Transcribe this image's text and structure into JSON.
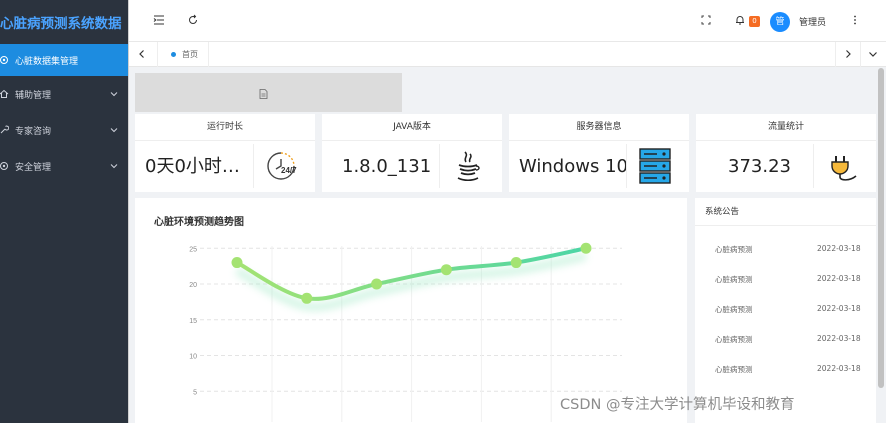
{
  "app": {
    "title": "心脏病预测系统数据"
  },
  "sidebar": {
    "items": [
      {
        "label": "心脏数据集管理",
        "icon": "gear-icon",
        "active": true
      },
      {
        "label": "辅助管理",
        "icon": "home-icon",
        "active": false
      },
      {
        "label": "专家咨询",
        "icon": "tool-icon",
        "active": false
      },
      {
        "label": "安全管理",
        "icon": "gear-icon",
        "active": false
      }
    ]
  },
  "header": {
    "notification_count": "0",
    "avatar_text": "管",
    "user_name": "管理员"
  },
  "tabs": {
    "home_label": "首页"
  },
  "cards": [
    {
      "title": "运行时长",
      "value": "0天0小时…",
      "icon": "clock-24-7-icon"
    },
    {
      "title": "JAVA版本",
      "value": "1.8.0_131",
      "icon": "java-icon"
    },
    {
      "title": "服务器信息",
      "value": "Windows 10",
      "icon": "server-icon"
    },
    {
      "title": "流量统计",
      "value": "373.23",
      "icon": "plug-icon"
    }
  ],
  "chart_data": {
    "type": "line",
    "title": "心脏环境预测趋势图",
    "x": [
      "",
      "",
      "",
      "",
      "",
      ""
    ],
    "series": [
      {
        "values": [
          23,
          18,
          20,
          22,
          23,
          25
        ]
      }
    ],
    "yticks": [
      5,
      10,
      15,
      20,
      25
    ],
    "ylim": [
      0,
      26
    ],
    "grid": true,
    "color": "#4cd5a6",
    "point_color": "#a4e372"
  },
  "notice": {
    "title": "系统公告",
    "rows": [
      {
        "title": "心脏病预测",
        "date": "2022-03-18"
      },
      {
        "title": "心脏病预测",
        "date": "2022-03-18"
      },
      {
        "title": "心脏病预测",
        "date": "2022-03-18"
      },
      {
        "title": "心脏病预测",
        "date": "2022-03-18"
      },
      {
        "title": "心脏病预测",
        "date": "2022-03-18"
      }
    ]
  },
  "watermark": "CSDN @专注大学计算机毕设和教育"
}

★ ★ ★

SET TASK = Write out all the entries exactly, except for the pictures.

WRITTEN ANSWER =
Transcribe this image's text and structure into JSON.
{
  "app": {
    "title": "心脏病预测系统数据"
  },
  "sidebar": {
    "items": [
      {
        "label": "心脏数据集管理",
        "icon": "gear-icon",
        "active": true
      },
      {
        "label": "辅助管理",
        "icon": "home-icon",
        "active": false
      },
      {
        "label": "专家咨询",
        "icon": "tool-icon",
        "active": false
      },
      {
        "label": "安全管理",
        "icon": "gear-icon",
        "active": false
      }
    ]
  },
  "header": {
    "notification_count": "0",
    "avatar_text": "管",
    "user_name": "管理员"
  },
  "tabs": {
    "home_label": "首页"
  },
  "cards": [
    {
      "title": "运行时长",
      "value": "0天0小时…",
      "icon": "clock-24-7-icon"
    },
    {
      "title": "JAVA版本",
      "value": "1.8.0_131",
      "icon": "java-icon"
    },
    {
      "title": "服务器信息",
      "value": "Windows 10",
      "icon": "server-icon"
    },
    {
      "title": "流量统计",
      "value": "373.23",
      "icon": "plug-icon"
    }
  ],
  "chart_data": {
    "type": "line",
    "title": "心脏环境预测趋势图",
    "x": [
      "",
      "",
      "",
      "",
      "",
      ""
    ],
    "series": [
      {
        "values": [
          23,
          18,
          20,
          22,
          23,
          25
        ]
      }
    ],
    "yticks": [
      5,
      10,
      15,
      20,
      25
    ],
    "ylim": [
      0,
      26
    ],
    "grid": true,
    "color": "#4cd5a6",
    "point_color": "#a4e372"
  },
  "notice": {
    "title": "系统公告",
    "rows": [
      {
        "title": "心脏病预测",
        "date": "2022-03-18"
      },
      {
        "title": "心脏病预测",
        "date": "2022-03-18"
      },
      {
        "title": "心脏病预测",
        "date": "2022-03-18"
      },
      {
        "title": "心脏病预测",
        "date": "2022-03-18"
      },
      {
        "title": "心脏病预测",
        "date": "2022-03-18"
      }
    ]
  },
  "watermark": "CSDN @专注大学计算机毕设和教育"
}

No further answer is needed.